### Source data:
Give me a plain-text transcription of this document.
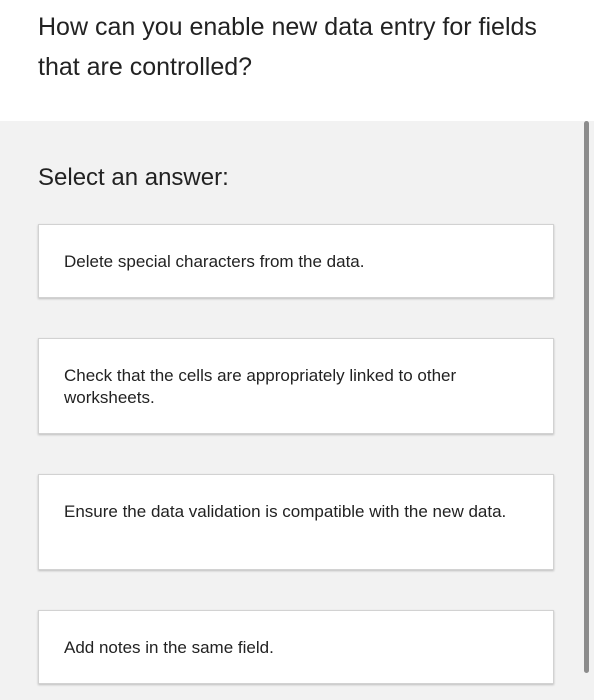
How can you enable new data entry for fields that are controlled?
Select an answer:
Delete special characters from the data.
Check that the cells are appropriately linked to other worksheets.
Ensure the data validation is compatible with the new data.
Add notes in the same field.
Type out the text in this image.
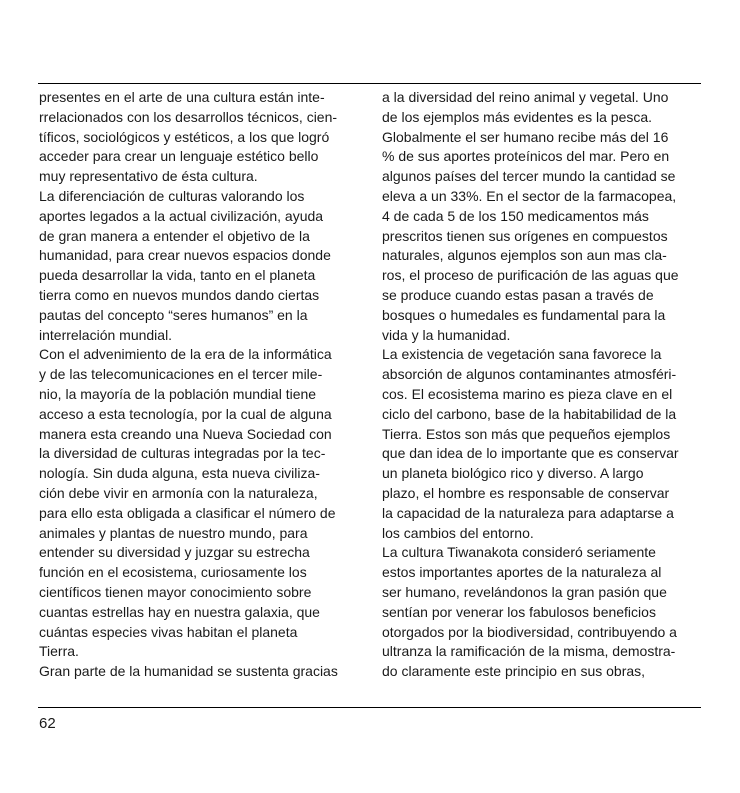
presentes en el arte de una cultura están inte-
rrelacionados con los desarrollos técnicos, cien-
tíficos, sociológicos y estéticos, a los que logró
acceder para crear un lenguaje estético bello
muy representativo de ésta cultura.
La diferenciación de culturas valorando los
aportes legados a la actual civilización, ayuda
de gran manera a entender el objetivo de la
humanidad, para crear nuevos espacios donde
pueda desarrollar la vida, tanto en el planeta
tierra como en nuevos mundos dando ciertas
pautas del concepto “seres humanos” en la
interrelación mundial.
Con el advenimiento de la era de la informática
y de las telecomunicaciones en el tercer mile-
nio, la mayoría de la población mundial tiene
acceso a esta tecnología, por la cual de alguna
manera esta creando una Nueva Sociedad con
la diversidad de culturas integradas por la tec-
nología. Sin duda alguna, esta nueva civiliza-
ción debe vivir en armonía con la naturaleza,
para ello esta obligada a clasificar el número de
animales y plantas de nuestro mundo, para
entender su diversidad y juzgar su estrecha
función en el ecosistema, curiosamente los
científicos tienen mayor conocimiento sobre
cuantas estrellas hay en nuestra galaxia, que
cuántas especies vivas habitan el planeta
Tierra.
Gran parte de la humanidad se sustenta gracias
a la diversidad del reino animal y vegetal. Uno
de los ejemplos más evidentes es la pesca.
Globalmente el ser humano recibe más del 16
% de sus aportes proteínicos del mar. Pero en
algunos países del tercer mundo la cantidad se
eleva a un 33%. En el sector de la farmacopea,
4 de cada 5 de los 150 medicamentos más
prescritos tienen sus orígenes en compuestos
naturales, algunos ejemplos son aun mas cla-
ros, el proceso de purificación de las aguas que
se produce cuando estas pasan a través de
bosques o humedales es fundamental para la
vida y la humanidad.
La existencia de vegetación sana favorece la
absorción de algunos contaminantes atmosféri-
cos. El ecosistema marino es pieza clave en el
ciclo del carbono, base de la habitabilidad de la
Tierra. Estos son más que pequeños ejemplos
que dan idea de lo importante que es conservar
un planeta biológico rico y diverso. A largo
plazo, el hombre es responsable de conservar
la capacidad de la naturaleza para adaptarse a
los cambios del entorno.
La cultura Tiwanakota consideró seriamente
estos importantes aportes de la naturaleza al
ser humano, revelándonos la gran pasión que
sentían por venerar los fabulosos beneficios
otorgados por la biodiversidad, contribuyendo a
ultranza la ramificación de la misma, demostra-
do claramente este principio en sus obras,
62
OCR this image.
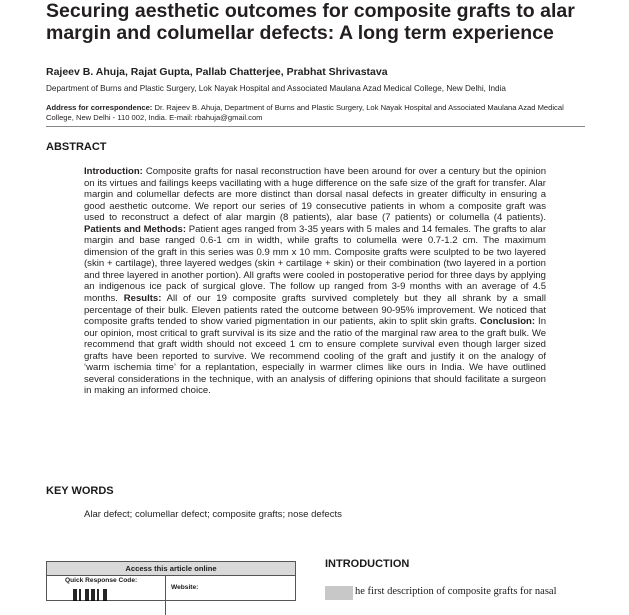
Securing aesthetic outcomes for composite grafts to alar margin and columellar defects: A long term experience
Rajeev B. Ahuja, Rajat Gupta, Pallab Chatterjee, Prabhat Shrivastava
Department of Burns and Plastic Surgery, Lok Nayak Hospital and Associated Maulana Azad Medical College, New Delhi, India
Address for correspondence: Dr. Rajeev B. Ahuja, Department of Burns and Plastic Surgery, Lok Nayak Hospital and Associated Maulana Azad Medical College, New Delhi - 110 002, India. E-mail: rbahuja@gmail.com
ABSTRACT
Introduction: Composite grafts for nasal reconstruction have been around for over a century but the opinion on its virtues and failings keeps vacillating with a huge difference on the safe size of the graft for transfer. Alar margin and columellar defects are more distinct than dorsal nasal defects in greater difficulty in ensuring a good aesthetic outcome. We report our series of 19 consecutive patients in whom a composite graft was used to reconstruct a defect of alar margin (8 patients), alar base (7 patients) or columella (4 patients). Patients and Methods: Patient ages ranged from 3-35 years with 5 males and 14 females. The grafts to alar margin and base ranged 0.6-1 cm in width, while grafts to columella were 0.7-1.2 cm. The maximum dimension of the graft in this series was 0.9 mm x 10 mm. Composite grafts were sculpted to be two layered (skin + cartilage), three layered wedges (skin + cartilage + skin) or their combination (two layered in a portion and three layered in another portion). All grafts were cooled in postoperative period for three days by applying an indigenous ice pack of surgical glove. The follow up ranged from 3-9 months with an average of 4.5 months. Results: All of our 19 composite grafts survived completely but they all shrank by a small percentage of their bulk. Eleven patients rated the outcome between 90-95% improvement. We noticed that composite grafts tended to show varied pigmentation in our patients, akin to split skin grafts. Conclusion: In our opinion, most critical to graft survival is its size and the ratio of the marginal raw area to the graft bulk. We recommend that graft width should not exceed 1 cm to ensure complete survival even though larger sized grafts have been reported to survive. We recommend cooling of the graft and justify it on the analogy of ‘warm ischemia time’ for a replantation, especially in warmer climes like ours in India. We have outlined several considerations in the technique, with an analysis of differing opinions that should facilitate a surgeon in making an informed choice.
KEY WORDS
Alar defect; columellar defect; composite grafts; nose defects
Access this article online
Quick Response Code:
Website:
INTRODUCTION
he first description of composite grafts for nasal
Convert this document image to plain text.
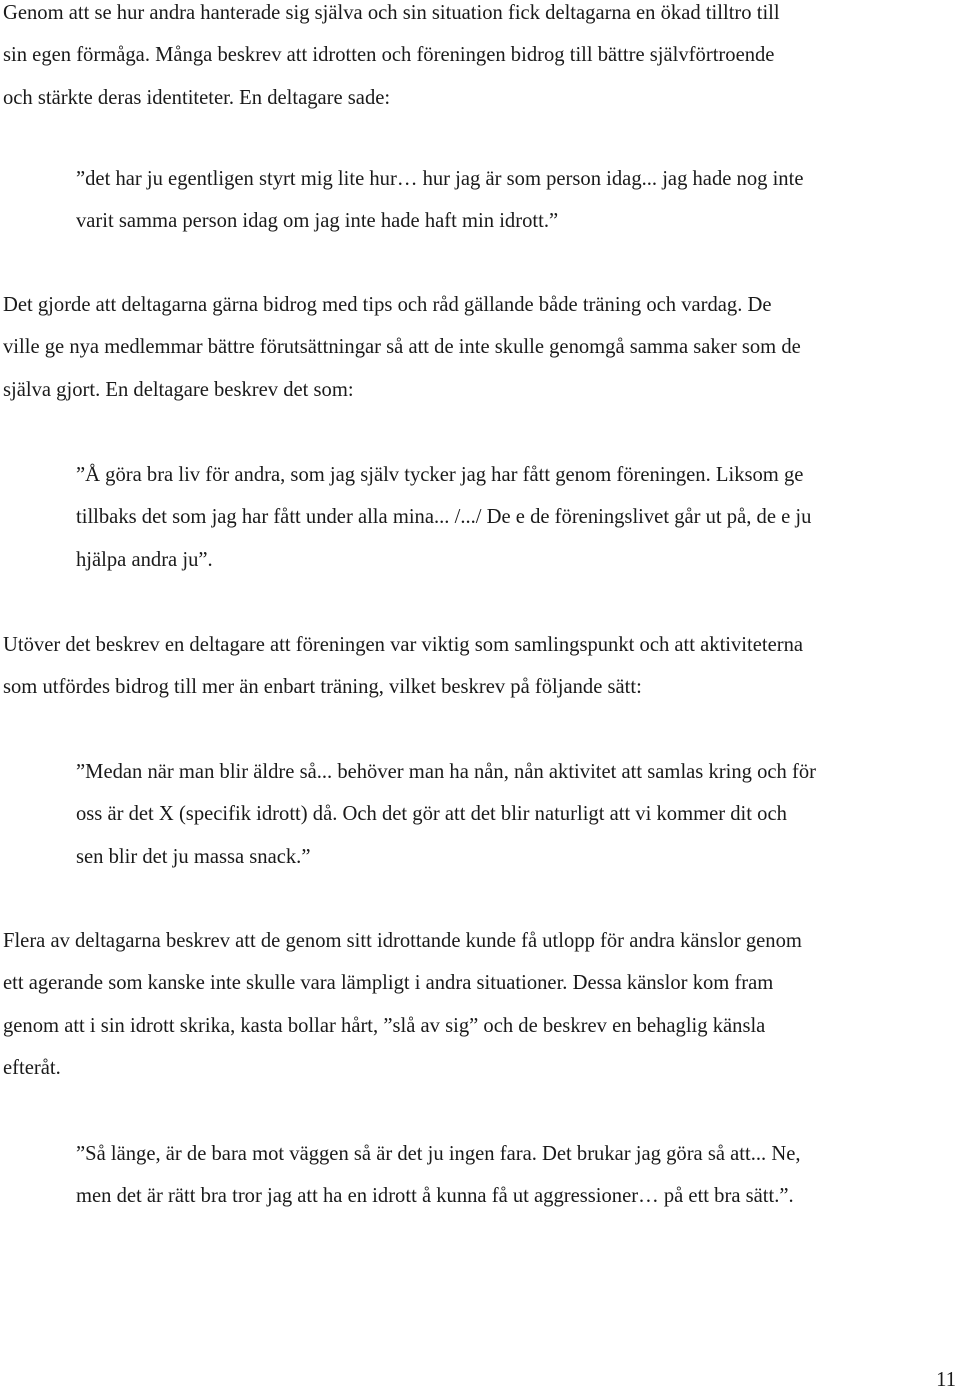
Genom att se hur andra hanterade sig själva och sin situation fick deltagarna en ökad tilltro till
sin egen förmåga. Många beskrev att idrotten och föreningen bidrog till bättre självförtroende
och stärkte deras identiteter. En deltagare sade:
”det har ju egentligen styrt mig lite hur… hur jag är som person idag... jag hade nog inte
varit samma person idag om jag inte hade haft min idrott.”
Det gjorde att deltagarna gärna bidrog med tips och råd gällande både träning och vardag. De
ville ge nya medlemmar bättre förutsättningar så att de inte skulle genomgå samma saker som de
själva gjort. En deltagare beskrev det som:
”Å göra bra liv för andra, som jag själv tycker jag har fått genom föreningen. Liksom ge
tillbaks det som jag har fått under alla mina... /.../ De e de föreningslivet går ut på, de e ju
hjälpa andra ju”.
Utöver det beskrev en deltagare att föreningen var viktig som samlingspunkt och att aktiviteterna
som utfördes bidrog till mer än enbart träning, vilket beskrev på följande sätt:
”Medan när man blir äldre så... behöver man ha nån, nån aktivitet att samlas kring och för
oss är det X (specifik idrott) då. Och det gör att det blir naturligt att vi kommer dit och
sen blir det ju massa snack.”
Flera av deltagarna beskrev att de genom sitt idrottande kunde få utlopp för andra känslor genom
ett agerande som kanske inte skulle vara lämpligt i andra situationer. Dessa känslor kom fram
genom att i sin idrott skrika, kasta bollar hårt, ”slå av sig” och de beskrev en behaglig känsla
efteråt.
”Så länge, är de bara mot väggen så är det ju ingen fara. Det brukar jag göra så att... Ne,
men det är rätt bra tror jag att ha en idrott å kunna få ut aggressioner… på ett bra sätt.”.

11
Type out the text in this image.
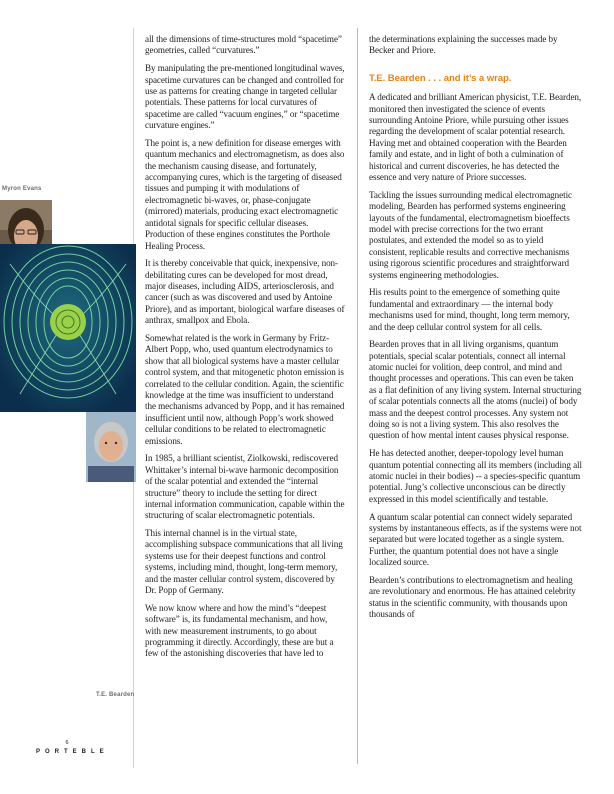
Myron Evans
T.E. Bearden

all the dimensions of time-structures mold “spacetime” geometries, called “curvatures.”

By manipulating the pre-mentioned longitudinal waves, spacetime curvatures can be changed and controlled for use as patterns for creating change in targeted cellular potentials. These patterns for local curvatures of spacetime are called “vacuum engines,” or “spacetime curvature engines.”

The point is, a new definition for disease emerges with quantum mechanics and electromagnetism, as does also the mechanism causing disease, and fortunately, accompanying cures, which is the targeting of diseased tissues and pumping it with modulations of electromagnetic bi-waves, or, phase-conjugate (mirrored) materials, producing exact electromagnetic antidotal signals for specific cellular diseases. Production of these engines constitutes the Porthole Healing Process.

It is thereby conceivable that quick, inexpensive, non-debilitating cures can be developed for most dread, major diseases, including AIDS, arteriosclerosis, and cancer (such as was discovered and used by Antoine Priore), and as important, biological warfare diseases of anthrax, smallpox and Ebola.

Somewhat related is the work in Germany by Fritz-Albert Popp, who, used quantum electrodynamics to show that all biological systems have a master cellular control system, and that mitogenetic photon emission is correlated to the cellular condition. Again, the scientific knowledge at the time was insufficient to understand the mechanisms advanced by Popp, and it has remained insufficient until now, although Popp’s work showed cellular conditions to be related to electromagnetic emissions.

In 1985, a brilliant scientist, Ziolkowski, rediscovered Whittaker’s internal bi-wave harmonic decomposition of the scalar potential and extended the “internal structure” theory to include the setting for direct internal information communication, capable within the structuring of scalar electromagnetic potentials.

This internal channel is in the virtual state, accomplishing subspace communications that all living systems use for their deepest functions and control systems, including mind, thought, long-term memory, and the master cellular control system, discovered by Dr. Popp of Germany.

We now know where and how the mind’s “deepest software” is, its fundamental mechanism, and how, with new measurement instruments, to go about programming it directly. Accordingly, these are but a few of the astonishing discoveries that have led to

the determinations explaining the successes made by Becker and Priore.

T.E. Bearden . . . and it’s a wrap.

A dedicated and brilliant American physicist, T.E. Bearden, monitored then investigated the science of events surrounding Antoine Priore, while pursuing other issues regarding the development of scalar potential research. Having met and obtained cooperation with the Bearden family and estate, and in light of both a culmination of historical and current discoveries, he has detected the essence and very nature of Priore successes.

Tackling the issues surrounding medical electromagnetic modeling, Bearden has performed systems engineering layouts of the fundamental, electromagnetism bioeffects model with precise corrections for the two errant postulates, and extended the model so as to yield consistent, replicable results and corrective mechanisms using rigorous scientific procedures and straightforward systems engineering methodologies.

His results point to the emergence of something quite fundamental and extraordinary — the internal body mechanisms used for mind, thought, long term memory, and the deep cellular control system for all cells.

Bearden proves that in all living organisms, quantum potentials, special scalar potentials, connect all internal atomic nuclei for volition, deep control, and mind and thought processes and operations. This can even be taken as a flat definition of any living system. Internal structuring of scalar potentials connects all the atoms (nuclei) of body mass and the deepest control processes. Any system not doing so is not a living system. This also resolves the question of how mental intent causes physical response.

He has detected another, deeper-topology level human quantum potential connecting all its members (including all atomic nuclei in their bodies) -- a species-specific quantum potential. Jung’s collective unconscious can be directly expressed in this model scientifically and testable.

A quantum scalar potential can connect widely separated systems by instantaneous effects, as if the systems were not separated but were located together as a single system. Further, the quantum potential does not have a single localized source.

Bearden’s contributions to electromagnetism and healing are revolutionary and enormous. He has attained celebrity status in the scientific community, with thousands upon thousands of

6
PORTEBLE
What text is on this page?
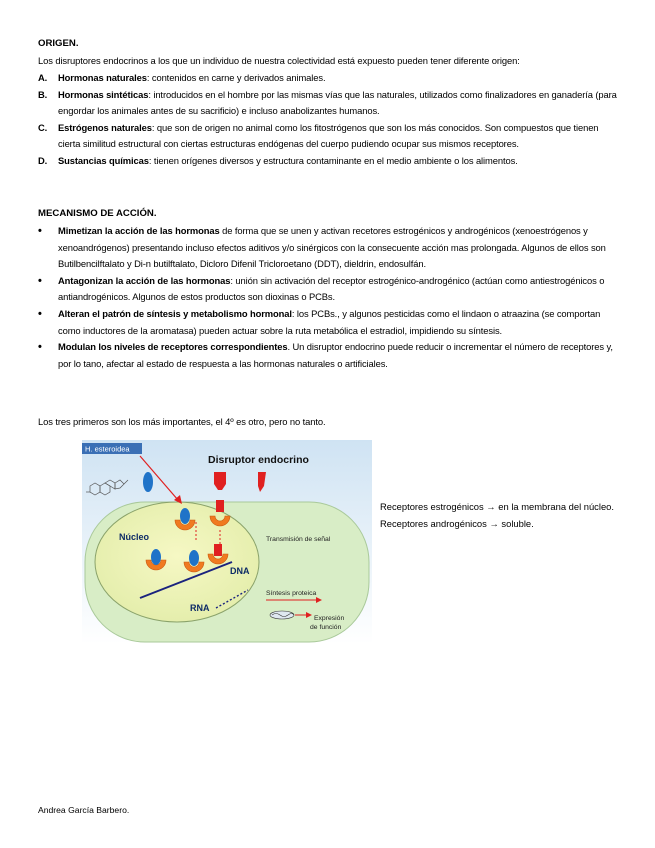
ORIGEN.
Los disruptores endocrinos a los que un individuo de nuestra colectividad está expuesto pueden tener diferente origen:
A. Hormonas naturales: contenidos en carne y derivados animales.
B. Hormonas sintéticas: introducidos en el hombre por las mismas vías que las naturales, utilizados como finalizadores en ganadería (para engordar los animales antes de su sacrificio) e incluso anabolizantes humanos.
C. Estrógenos naturales: que son de origen no animal como los fitostrógenos que son los más conocidos. Son compuestos que tienen cierta similitud estructural con ciertas estructuras endógenas del cuerpo pudiendo ocupar sus mismos receptores.
D. Sustancias químicas: tienen orígenes diversos y estructura contaminante en el medio ambiente o los alimentos.
MECANISMO DE ACCIÓN.
• Mimetizan la acción de las hormonas de forma que se unen y activan recetores estrogénicos y androgénicos (xenoestrógenos y xenoandrógenos) presentando incluso efectos aditivos y/o sinérgicos con la consecuente acción mas prolongada. Algunos de ellos son Butilbencilftalato y Di-n butilftalato, Dicloro Difenil Tricloroetano (DDT), dieldrin, endosulfán.
• Antagonizan la acción de las hormonas: unión sin activación del receptor estrogénico-androgénico (actúan como antiestrogénicos o antiandrogénicos. Algunos de estos productos son dioxinas o PCBs.
• Alteran el patrón de síntesis y metabolismo hormonal: los PCBs., y algunos pesticidas como el lindaon o atraazina (se comportan como inductores de la aromatasa) pueden actuar sobre la ruta metabólica el estradiol, impidiendo su síntesis.
• Modulan los niveles de receptores correspondientes. Un disruptor endocrino puede reducir o incrementar el número de receptores y, por lo tano, afectar al estado de respuesta a las hormonas naturales o artificiales.
Los tres primeros son los más importantes, el 4º es otro, pero no tanto.
H. esteroidea
Disruptor endocrino
Núcleo
DNA
RNA
Transmisión de señal
Síntesis proteica
Expresión
de función
Receptores estrogénicos → en la membrana del núcleo.
Receptores androgénicos → soluble.
Andrea García Barbero.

### Directions for this task:
Among the records above, find each line holding "göra" and list it.

### Answer section:
”Å göra bra liv för andra, som jag själv tycker jag har fått genom föreningen. Liksom ge
”Så länge, är de bara mot väggen så är det ju ingen fara. Det brukar jag göra så att... Ne,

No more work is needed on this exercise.